▶ _WRITTEN REQUEST_
Check each line of the listing, and copy it if it contains the word "this".

▶ _EXERCISE MATERIALS_
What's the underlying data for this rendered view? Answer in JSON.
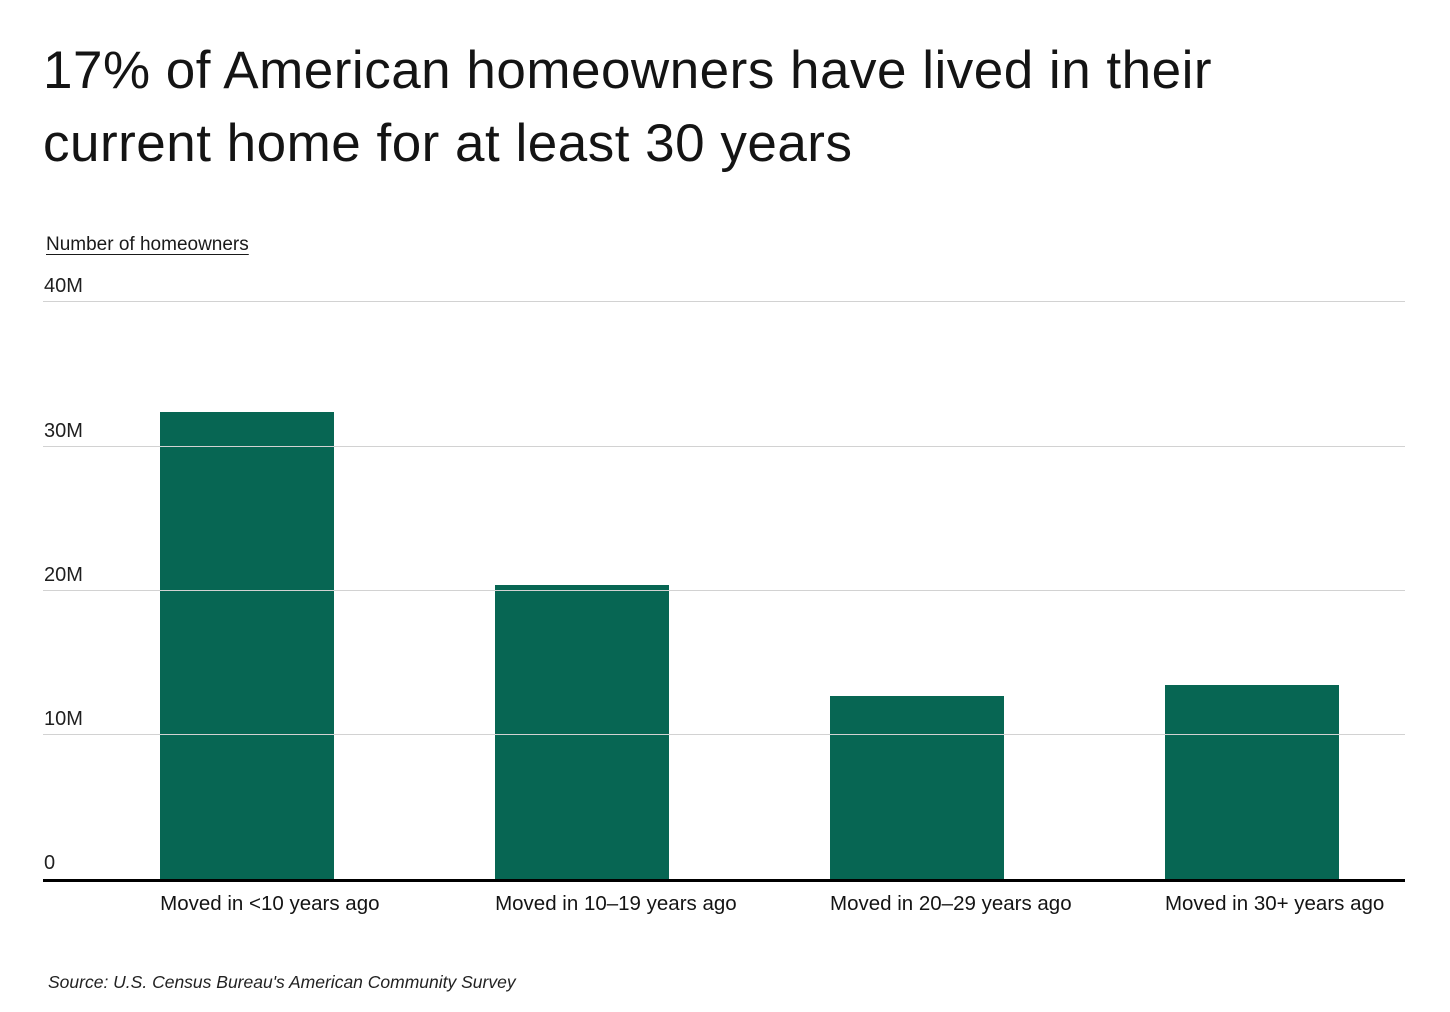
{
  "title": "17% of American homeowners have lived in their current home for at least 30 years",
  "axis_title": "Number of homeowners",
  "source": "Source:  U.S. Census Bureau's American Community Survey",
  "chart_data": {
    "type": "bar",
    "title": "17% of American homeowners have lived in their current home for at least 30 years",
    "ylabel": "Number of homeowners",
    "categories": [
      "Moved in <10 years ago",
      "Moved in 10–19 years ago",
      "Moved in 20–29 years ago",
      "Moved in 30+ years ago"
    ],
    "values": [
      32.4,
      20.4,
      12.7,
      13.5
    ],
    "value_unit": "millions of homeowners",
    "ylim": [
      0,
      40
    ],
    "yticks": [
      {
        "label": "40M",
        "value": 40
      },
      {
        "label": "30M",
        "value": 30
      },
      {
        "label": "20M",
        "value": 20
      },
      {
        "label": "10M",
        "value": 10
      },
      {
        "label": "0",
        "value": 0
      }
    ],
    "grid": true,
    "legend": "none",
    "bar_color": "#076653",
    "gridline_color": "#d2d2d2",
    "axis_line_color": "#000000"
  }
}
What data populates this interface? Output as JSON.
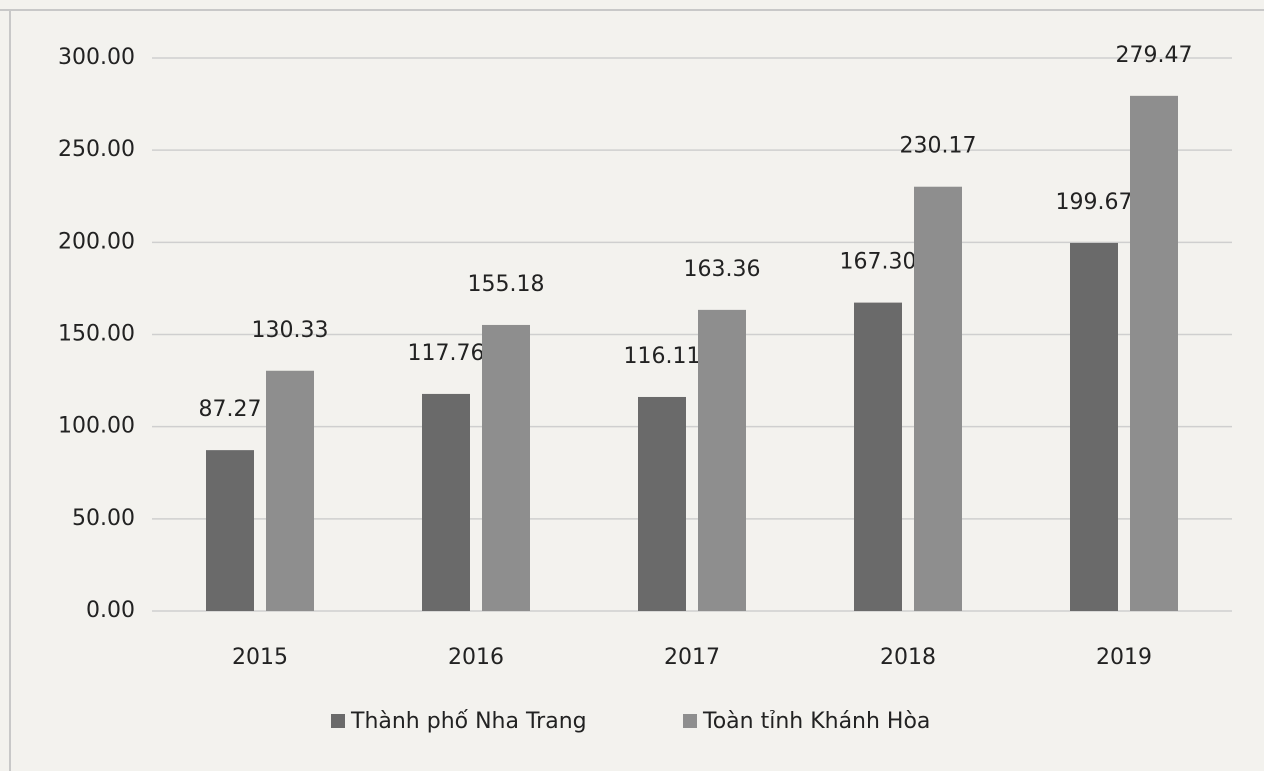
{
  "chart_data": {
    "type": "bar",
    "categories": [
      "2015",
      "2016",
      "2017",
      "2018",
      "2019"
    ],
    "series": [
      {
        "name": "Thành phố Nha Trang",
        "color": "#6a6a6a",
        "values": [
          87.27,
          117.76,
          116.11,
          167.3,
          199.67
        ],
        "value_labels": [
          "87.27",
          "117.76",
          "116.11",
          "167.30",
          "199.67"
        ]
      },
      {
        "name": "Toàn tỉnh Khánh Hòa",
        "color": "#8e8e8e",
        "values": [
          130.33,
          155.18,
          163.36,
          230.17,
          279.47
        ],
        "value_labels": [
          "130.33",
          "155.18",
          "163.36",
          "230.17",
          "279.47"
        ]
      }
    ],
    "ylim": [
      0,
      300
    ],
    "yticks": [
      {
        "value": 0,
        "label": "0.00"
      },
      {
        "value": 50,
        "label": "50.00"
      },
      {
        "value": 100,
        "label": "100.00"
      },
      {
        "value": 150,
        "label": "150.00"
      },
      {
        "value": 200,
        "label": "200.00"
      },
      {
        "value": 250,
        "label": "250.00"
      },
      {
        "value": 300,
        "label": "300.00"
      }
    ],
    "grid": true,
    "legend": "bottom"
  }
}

▶ _COMPLETE OUTPUT_
What's the underlying data for this rendered view? Answer in JSON.
What data populates this interface? Output as JSON.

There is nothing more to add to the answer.